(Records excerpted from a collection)

= = =

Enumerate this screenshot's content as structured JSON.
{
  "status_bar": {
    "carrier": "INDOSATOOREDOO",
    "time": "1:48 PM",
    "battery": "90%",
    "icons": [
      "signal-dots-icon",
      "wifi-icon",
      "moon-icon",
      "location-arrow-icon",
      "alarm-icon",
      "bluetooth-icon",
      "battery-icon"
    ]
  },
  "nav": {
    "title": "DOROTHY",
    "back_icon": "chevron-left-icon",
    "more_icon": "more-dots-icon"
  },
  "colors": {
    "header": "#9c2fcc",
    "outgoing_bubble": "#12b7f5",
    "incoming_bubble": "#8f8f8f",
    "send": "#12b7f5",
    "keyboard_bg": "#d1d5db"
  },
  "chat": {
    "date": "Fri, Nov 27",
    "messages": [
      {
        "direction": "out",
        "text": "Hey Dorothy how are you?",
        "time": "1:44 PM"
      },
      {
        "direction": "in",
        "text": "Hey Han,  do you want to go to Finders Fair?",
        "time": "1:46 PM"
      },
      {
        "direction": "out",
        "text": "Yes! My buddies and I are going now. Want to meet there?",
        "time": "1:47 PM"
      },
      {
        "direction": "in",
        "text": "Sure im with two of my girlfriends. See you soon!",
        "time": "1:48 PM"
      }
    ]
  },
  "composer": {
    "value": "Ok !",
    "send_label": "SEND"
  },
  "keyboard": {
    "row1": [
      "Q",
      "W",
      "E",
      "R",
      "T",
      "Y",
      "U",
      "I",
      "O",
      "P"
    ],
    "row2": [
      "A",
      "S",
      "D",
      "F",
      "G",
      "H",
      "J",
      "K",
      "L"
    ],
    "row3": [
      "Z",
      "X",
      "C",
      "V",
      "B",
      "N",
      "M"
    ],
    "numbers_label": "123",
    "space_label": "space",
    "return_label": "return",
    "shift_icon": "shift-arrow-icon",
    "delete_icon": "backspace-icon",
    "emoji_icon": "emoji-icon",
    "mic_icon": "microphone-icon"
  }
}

= = =

**What to produce:**
Find each line in the records holding the string "arrow" and show it.

**Finished task:**
      "location-arrow-icon",
    "shift_icon": "shift-arrow-icon",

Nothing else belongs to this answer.